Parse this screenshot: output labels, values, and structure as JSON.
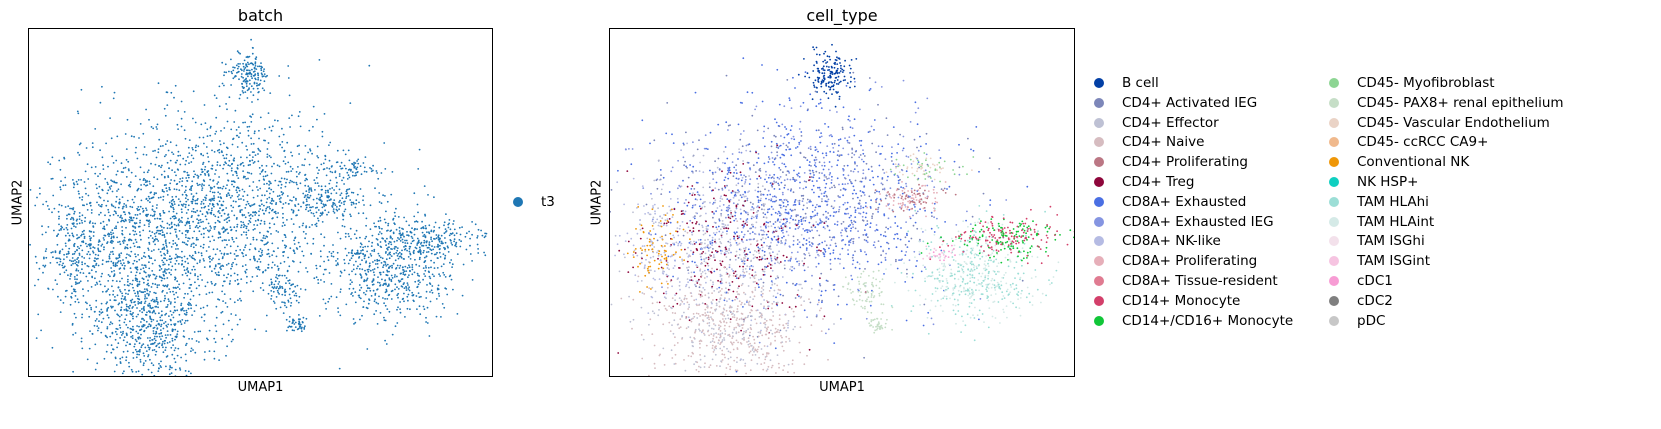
{
  "chart_data": [
    {
      "type": "scatter",
      "title": "batch",
      "xlabel": "UMAP1",
      "ylabel": "UMAP2",
      "grid": false,
      "legend_placement": "right",
      "series": [
        {
          "name": "t3",
          "color": "#1f77b4"
        }
      ]
    },
    {
      "type": "scatter",
      "title": "cell_type",
      "xlabel": "UMAP1",
      "ylabel": "UMAP2",
      "grid": false,
      "legend_placement": "right, two columns",
      "series": [
        {
          "name": "B cell",
          "color": "#023fa5"
        },
        {
          "name": "CD4+ Activated IEG",
          "color": "#7d87b9"
        },
        {
          "name": "CD4+ Effector",
          "color": "#bec1d4"
        },
        {
          "name": "CD4+ Naive",
          "color": "#d6bcc0"
        },
        {
          "name": "CD4+ Proliferating",
          "color": "#bb7784"
        },
        {
          "name": "CD4+ Treg",
          "color": "#8e063b"
        },
        {
          "name": "CD8A+ Exhausted",
          "color": "#4a6fe3"
        },
        {
          "name": "CD8A+ Exhausted IEG",
          "color": "#8595e1"
        },
        {
          "name": "CD8A+ NK-like",
          "color": "#b5bbe3"
        },
        {
          "name": "CD8A+ Proliferating",
          "color": "#e6afb9"
        },
        {
          "name": "CD8A+ Tissue-resident",
          "color": "#e07b91"
        },
        {
          "name": "CD14+ Monocyte",
          "color": "#d33f6a"
        },
        {
          "name": "CD14+/CD16+ Monocyte",
          "color": "#11c638"
        },
        {
          "name": "CD45- Myofibroblast",
          "color": "#8dd593"
        },
        {
          "name": "CD45- PAX8+ renal epithelium",
          "color": "#c6dec7"
        },
        {
          "name": "CD45- Vascular Endothelium",
          "color": "#ead3c6"
        },
        {
          "name": "CD45- ccRCC CA9+",
          "color": "#f0b98d"
        },
        {
          "name": "Conventional NK",
          "color": "#ef9708"
        },
        {
          "name": "NK HSP+",
          "color": "#0fcfc0"
        },
        {
          "name": "TAM HLAhi",
          "color": "#9cded6"
        },
        {
          "name": "TAM HLAint",
          "color": "#d5eae7"
        },
        {
          "name": "TAM ISGhi",
          "color": "#f3e1eb"
        },
        {
          "name": "TAM ISGint",
          "color": "#f6c4e1"
        },
        {
          "name": "cDC1",
          "color": "#f79cd4"
        },
        {
          "name": "cDC2",
          "color": "#7f7f7f"
        },
        {
          "name": "pDC",
          "color": "#c7c7c7"
        }
      ]
    }
  ]
}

* _DIRECTION_:
Transcribe the full listing above exactly as it stands, minus the pictures.

* _EXERCISE RESPONSE_:
Parse this screenshot: output labels, values, and structure as JSON.
{
  "chart_data": [
    {
      "type": "scatter",
      "title": "batch",
      "xlabel": "UMAP1",
      "ylabel": "UMAP2",
      "grid": false,
      "legend_placement": "right",
      "series": [
        {
          "name": "t3",
          "color": "#1f77b4"
        }
      ]
    },
    {
      "type": "scatter",
      "title": "cell_type",
      "xlabel": "UMAP1",
      "ylabel": "UMAP2",
      "grid": false,
      "legend_placement": "right, two columns",
      "series": [
        {
          "name": "B cell",
          "color": "#023fa5"
        },
        {
          "name": "CD4+ Activated IEG",
          "color": "#7d87b9"
        },
        {
          "name": "CD4+ Effector",
          "color": "#bec1d4"
        },
        {
          "name": "CD4+ Naive",
          "color": "#d6bcc0"
        },
        {
          "name": "CD4+ Proliferating",
          "color": "#bb7784"
        },
        {
          "name": "CD4+ Treg",
          "color": "#8e063b"
        },
        {
          "name": "CD8A+ Exhausted",
          "color": "#4a6fe3"
        },
        {
          "name": "CD8A+ Exhausted IEG",
          "color": "#8595e1"
        },
        {
          "name": "CD8A+ NK-like",
          "color": "#b5bbe3"
        },
        {
          "name": "CD8A+ Proliferating",
          "color": "#e6afb9"
        },
        {
          "name": "CD8A+ Tissue-resident",
          "color": "#e07b91"
        },
        {
          "name": "CD14+ Monocyte",
          "color": "#d33f6a"
        },
        {
          "name": "CD14+/CD16+ Monocyte",
          "color": "#11c638"
        },
        {
          "name": "CD45- Myofibroblast",
          "color": "#8dd593"
        },
        {
          "name": "CD45- PAX8+ renal epithelium",
          "color": "#c6dec7"
        },
        {
          "name": "CD45- Vascular Endothelium",
          "color": "#ead3c6"
        },
        {
          "name": "CD45- ccRCC CA9+",
          "color": "#f0b98d"
        },
        {
          "name": "Conventional NK",
          "color": "#ef9708"
        },
        {
          "name": "NK HSP+",
          "color": "#0fcfc0"
        },
        {
          "name": "TAM HLAhi",
          "color": "#9cded6"
        },
        {
          "name": "TAM HLAint",
          "color": "#d5eae7"
        },
        {
          "name": "TAM ISGhi",
          "color": "#f3e1eb"
        },
        {
          "name": "TAM ISGint",
          "color": "#f6c4e1"
        },
        {
          "name": "cDC1",
          "color": "#f79cd4"
        },
        {
          "name": "cDC2",
          "color": "#7f7f7f"
        },
        {
          "name": "pDC",
          "color": "#c7c7c7"
        }
      ]
    }
  ]
}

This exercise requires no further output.